* begin DATA LISTING *

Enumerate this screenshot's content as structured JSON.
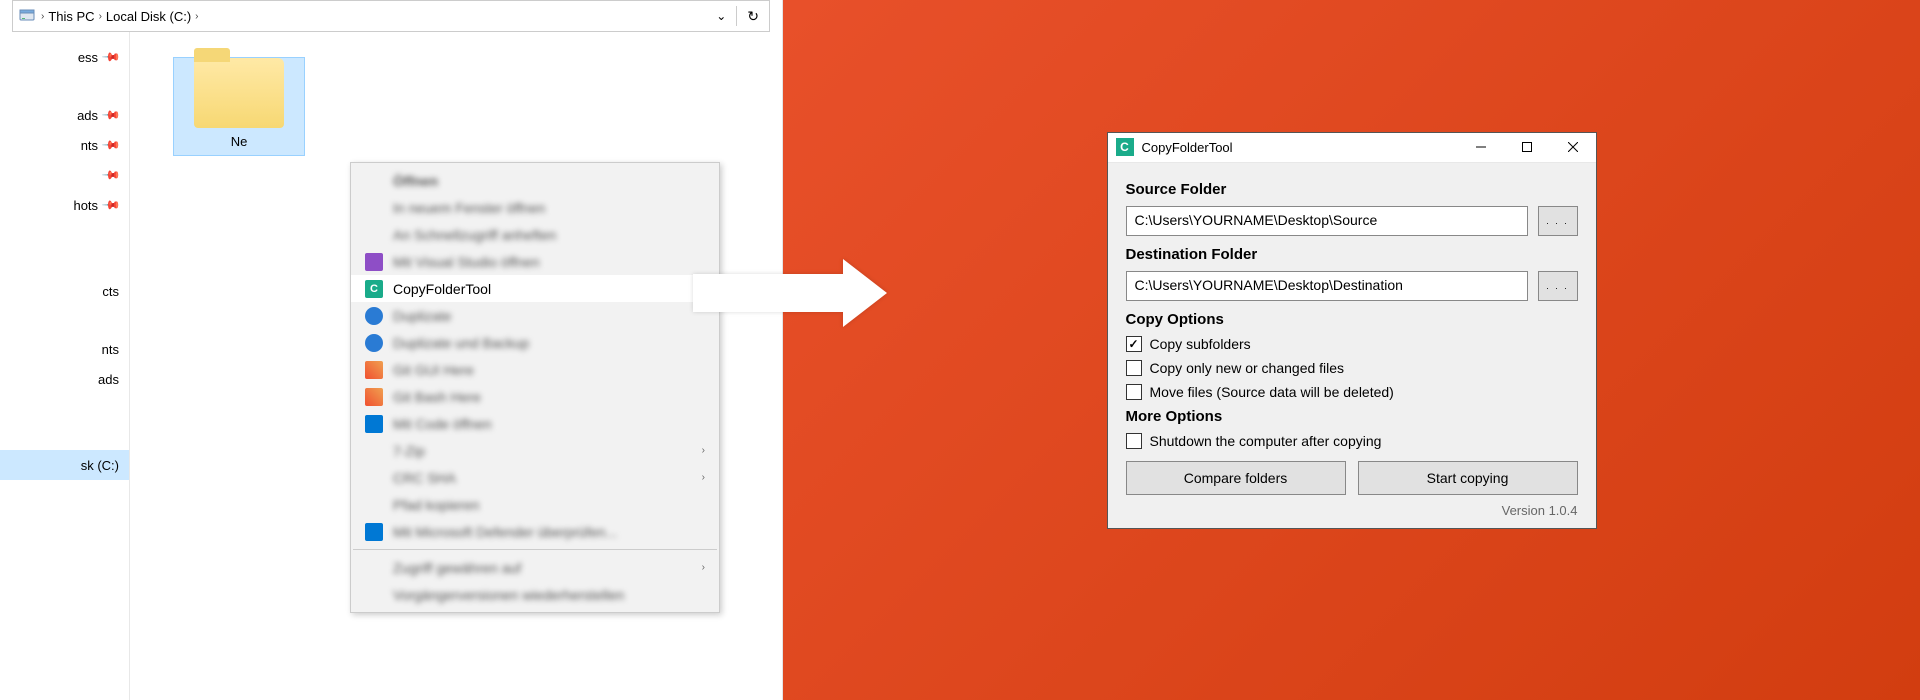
{
  "explorer": {
    "breadcrumb": {
      "seg1": "This PC",
      "seg2": "Local Disk (C:)"
    },
    "sidebar": {
      "items": [
        {
          "label": "ess",
          "pinned": true
        },
        {
          "label": "ads",
          "pinned": true
        },
        {
          "label": "nts",
          "pinned": true
        },
        {
          "label": "",
          "pinned": true
        },
        {
          "label": "hots",
          "pinned": true
        },
        {
          "label": "",
          "pinned": false,
          "spacer": true
        },
        {
          "label": "",
          "pinned": false,
          "spacer": true
        },
        {
          "label": "cts",
          "pinned": false
        },
        {
          "label": "",
          "pinned": false,
          "spacer": true
        },
        {
          "label": "nts",
          "pinned": false
        },
        {
          "label": "ads",
          "pinned": false
        },
        {
          "label": "",
          "pinned": false,
          "spacer": true
        },
        {
          "label": "",
          "pinned": false,
          "spacer": true
        },
        {
          "label": "sk (C:)",
          "pinned": false,
          "selected": true
        }
      ]
    },
    "folder": {
      "label": "Ne"
    },
    "ctx": {
      "icon_letter": "C",
      "highlighted_label": "CopyFolderTool",
      "blurred": {
        "b0": "Öffnen",
        "b1": "In neuem Fenster öffnen",
        "b2": "An Schnellzugriff anheften",
        "b3": "Mit Visual Studio öffnen",
        "b5": "Duplizate",
        "b6": "Duplizate und Backup",
        "b7": "Git GUI Here",
        "b8": "Git Bash Here",
        "b9": "Mit Code öffnen",
        "b10": "7-Zip",
        "b11": "CRC SHA",
        "b12": "Pfad kopieren",
        "b13": "Mit Microsoft Defender überprüfen...",
        "b14": "Zugriff gewähren auf",
        "b15": "Vorgängerversionen wiederherstellen"
      }
    }
  },
  "app": {
    "title": "CopyFolderTool",
    "source_label": "Source Folder",
    "source_value": "C:\\Users\\YOURNAME\\Desktop\\Source",
    "dest_label": "Destination Folder",
    "dest_value": "C:\\Users\\YOURNAME\\Desktop\\Destination",
    "copy_options_label": "Copy Options",
    "chk_subfolders": "Copy subfolders",
    "chk_newchanged": "Copy only new or changed files",
    "chk_move": "Move files (Source data will be deleted)",
    "more_options_label": "More Options",
    "chk_shutdown": "Shutdown the computer after copying",
    "btn_compare": "Compare folders",
    "btn_start": "Start copying",
    "browse_label": ". . .",
    "version": "Version 1.0.4"
  }
}
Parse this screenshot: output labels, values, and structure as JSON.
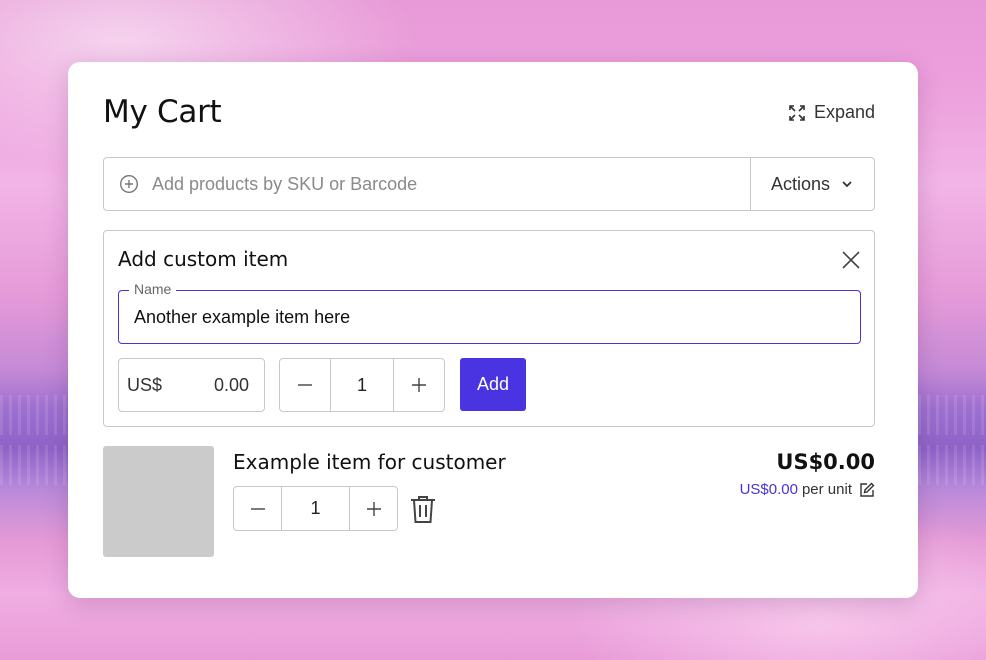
{
  "cart": {
    "title": "My Cart",
    "expand_label": "Expand"
  },
  "search": {
    "placeholder": "Add products by SKU or Barcode",
    "value": "",
    "actions_label": "Actions"
  },
  "custom_item": {
    "title": "Add custom item",
    "name_label": "Name",
    "name_value": "Another example item here",
    "currency": "US$",
    "price": "0.00",
    "quantity": "1",
    "add_label": "Add"
  },
  "line_items": [
    {
      "name": "Example item for customer",
      "quantity": "1",
      "total": "US$0.00",
      "unit_price": "US$0.00",
      "unit_suffix": "per unit"
    }
  ],
  "colors": {
    "accent": "#4a33e0",
    "focus_border": "#4a33d6",
    "thumbnail": "#cbcbcb"
  },
  "icons": [
    "expand-icon",
    "add-circle-icon",
    "chevron-down-icon",
    "close-icon",
    "minus-icon",
    "plus-icon",
    "trash-icon",
    "edit-icon"
  ]
}
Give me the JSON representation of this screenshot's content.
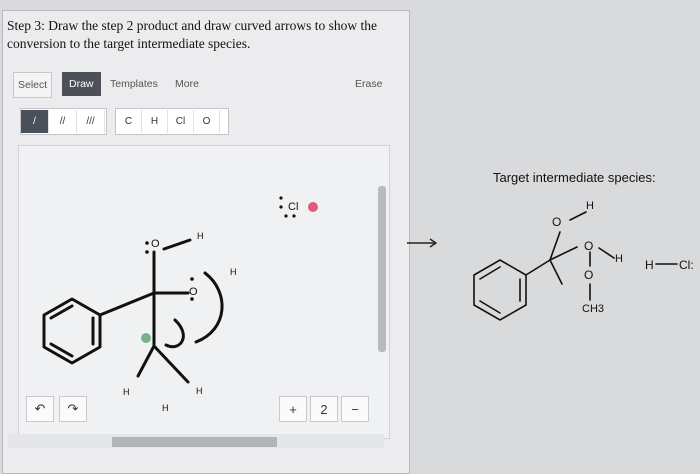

* end DATA LISTING *

* SET PROBLEM
Only the lines from the line bearing "Parse this screenshot: output" to the end of the listing above, both inclusive, should be extracted verbatim; the pictures are excluded.

* THE RESPONSE
Parse this screenshot: output labels, values, and structure as JSON.
{
  "cart": {
    "title": "My Cart",
    "expand_label": "Expand"
  },
  "search": {
    "placeholder": "Add products by SKU or Barcode",
    "value": "",
    "actions_label": "Actions"
  },
  "custom_item": {
    "title": "Add custom item",
    "name_label": "Name",
    "name_value": "Another example item here",
    "currency": "US$",
    "price": "0.00",
    "quantity": "1",
    "add_label": "Add"
  },
  "line_items": [
    {
      "name": "Example item for customer",
      "quantity": "1",
      "total": "US$0.00",
      "unit_price": "US$0.00",
      "unit_suffix": "per unit"
    }
  ],
  "colors": {
    "accent": "#4a33e0",
    "focus_border": "#4a33d6",
    "thumbnail": "#cbcbcb"
  },
  "icons": [
    "expand-icon",
    "add-circle-icon",
    "chevron-down-icon",
    "close-icon",
    "minus-icon",
    "plus-icon",
    "trash-icon",
    "edit-icon"
  ]
}
Give me the JSON representation of this screenshot's content.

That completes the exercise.